__YOUR OBJECTIVE__: All the data below goes into the copy word for word, but the pictures don't.

Data records:
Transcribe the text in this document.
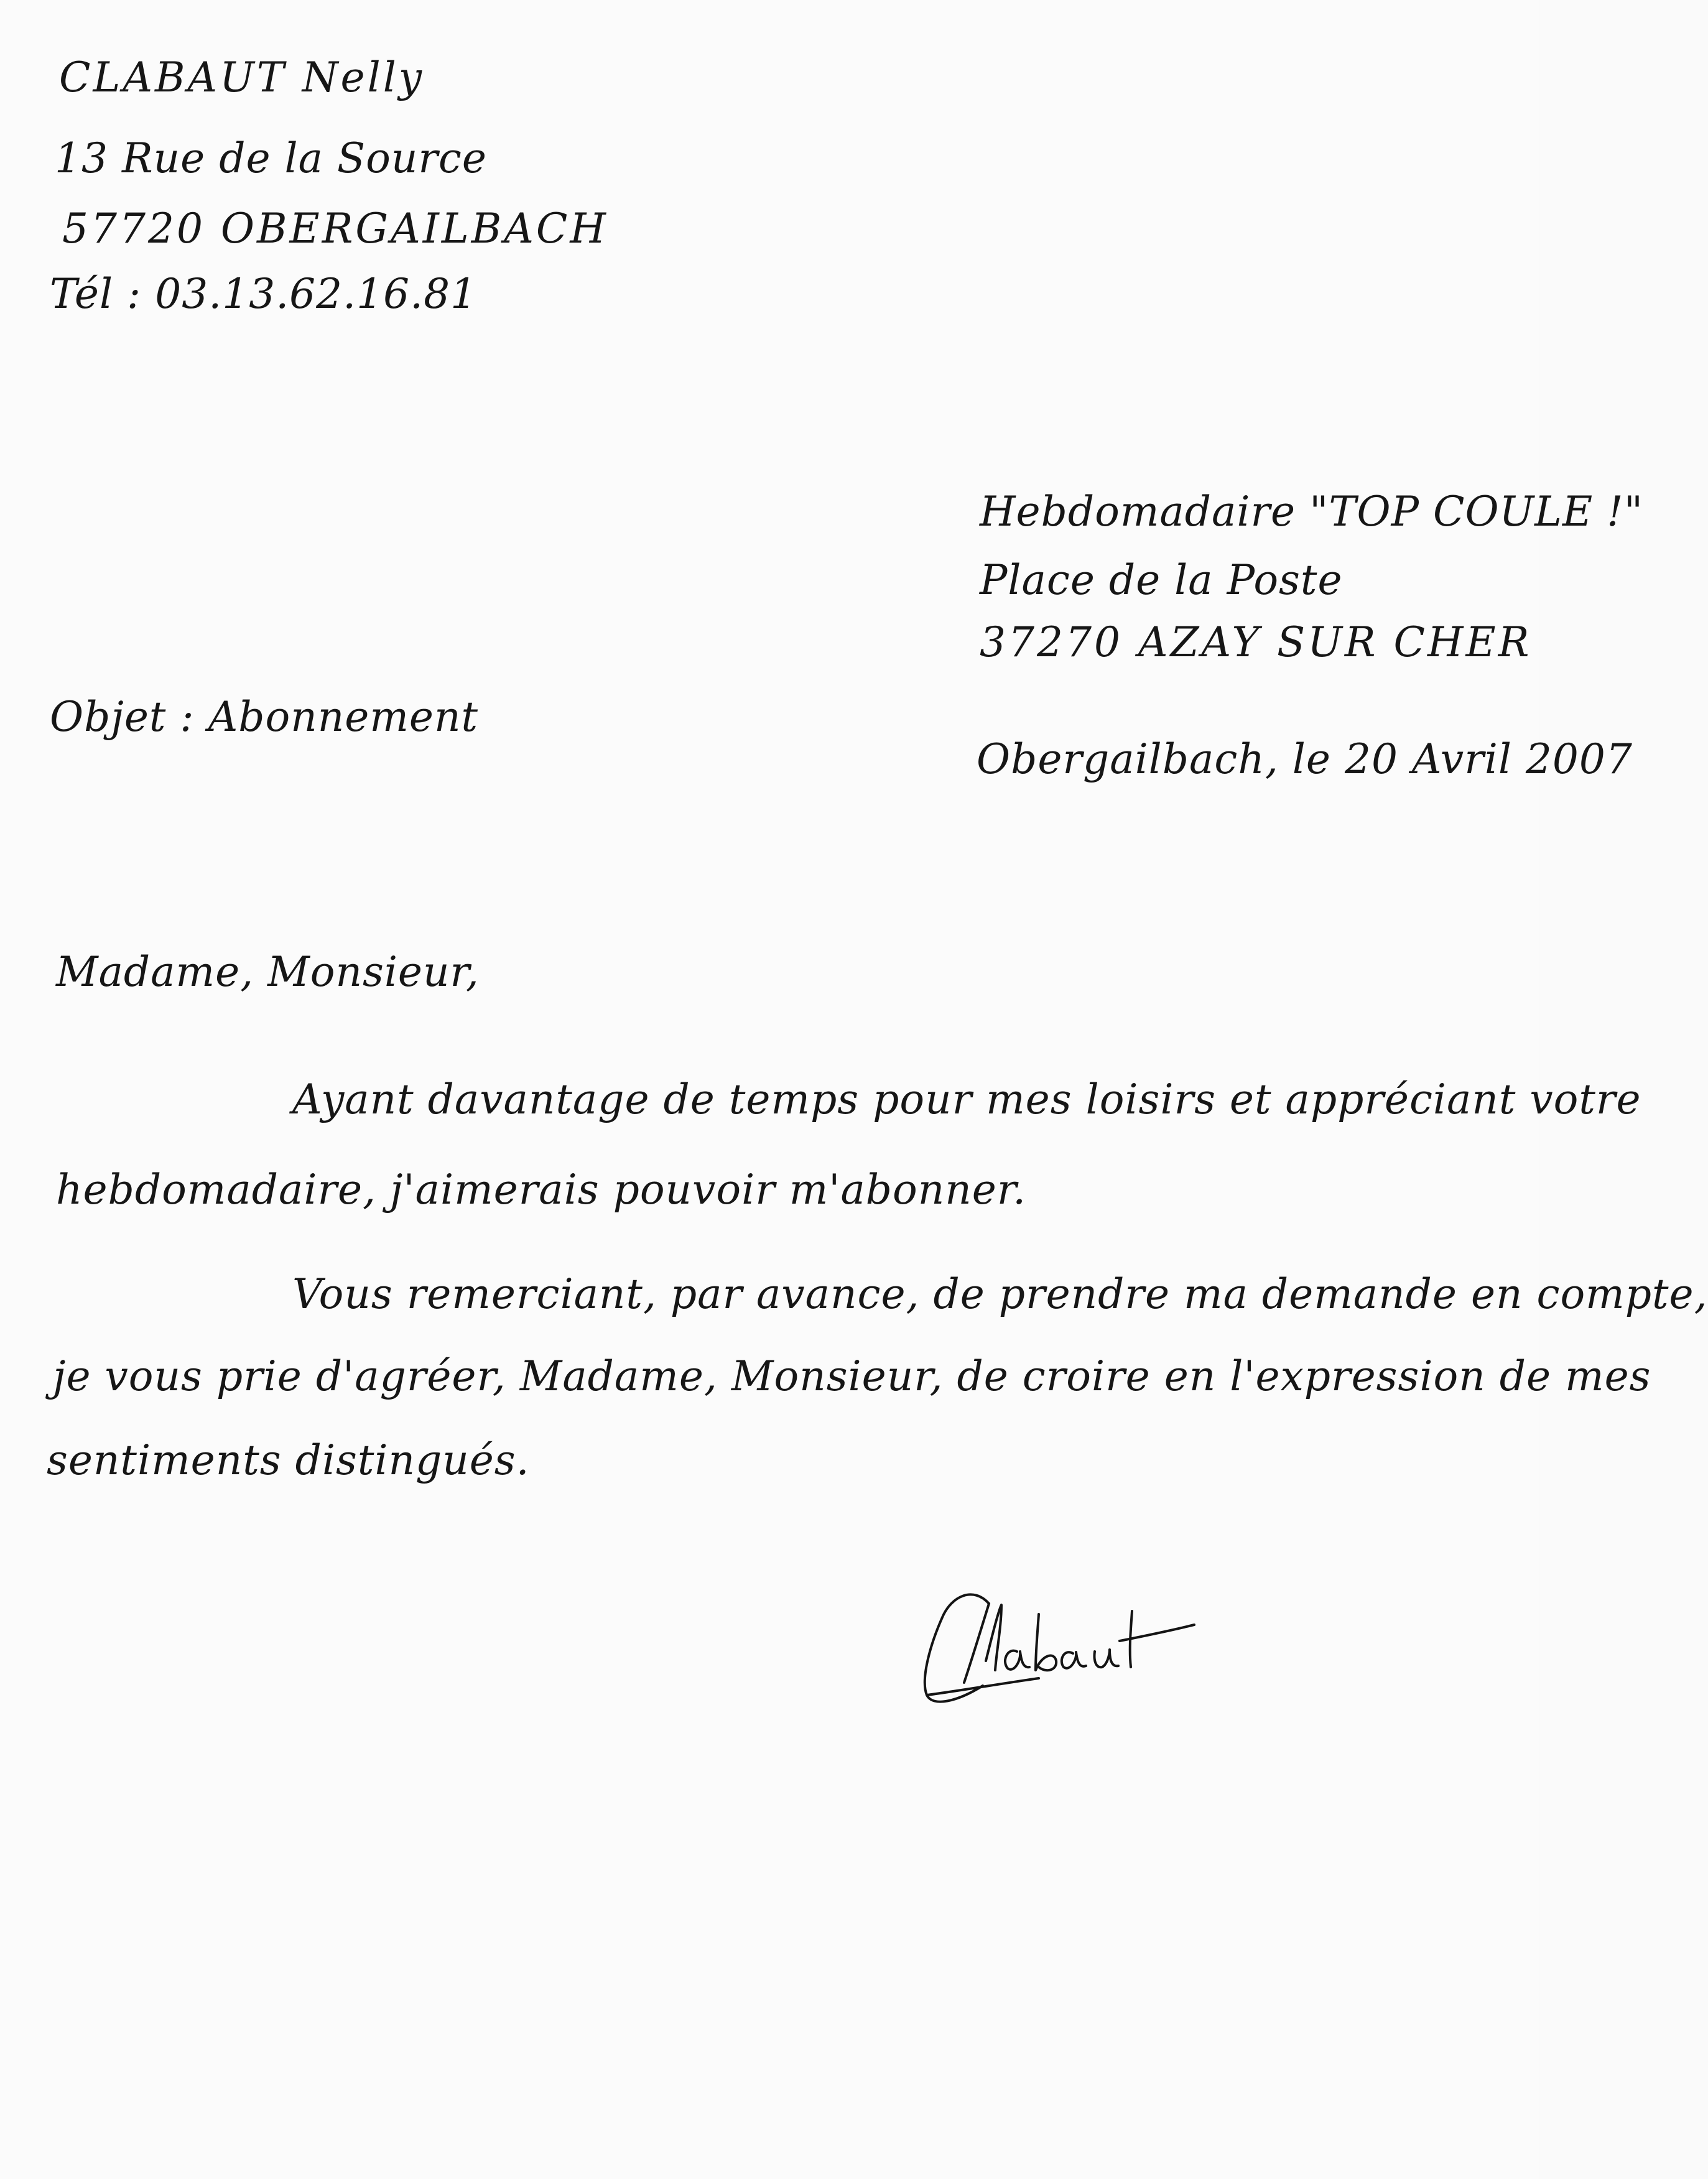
CLABAUT Nelly
13 Rue de la Source
57720 OBERGAILBACH
Tél : 03.13.62.16.81
Hebdomadaire "TOP COULE !"
Place de la Poste
37270 AZAY SUR CHER
Objet : Abonnement
Obergailbach, le 20 Avril 2007
Madame, Monsieur,
Ayant davantage de temps pour mes loisirs et appréciant votre
hebdomadaire, j'aimerais pouvoir m'abonner.
Vous remerciant, par avance, de prendre ma demande en compte,
je vous prie d'agréer, Madame, Monsieur, de croire en l'expression de mes
sentiments distingués.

__FINAL RESULT__:
Transcribe the text in this document.
CLABAUT Nelly
13 Rue de la Source
57720 OBERGAILBACH
Tél : 03.13.62.16.81
Hebdomadaire "TOP COULE !"
Place de la Poste
37270 AZAY SUR CHER
Objet : Abonnement
Obergailbach, le 20 Avril 2007
Madame, Monsieur,
Ayant davantage de temps pour mes loisirs et appréciant votre
hebdomadaire, j'aimerais pouvoir m'abonner.
Vous remerciant, par avance, de prendre ma demande en compte,
je vous prie d'agréer, Madame, Monsieur, de croire en l'expression de mes
sentiments distingués.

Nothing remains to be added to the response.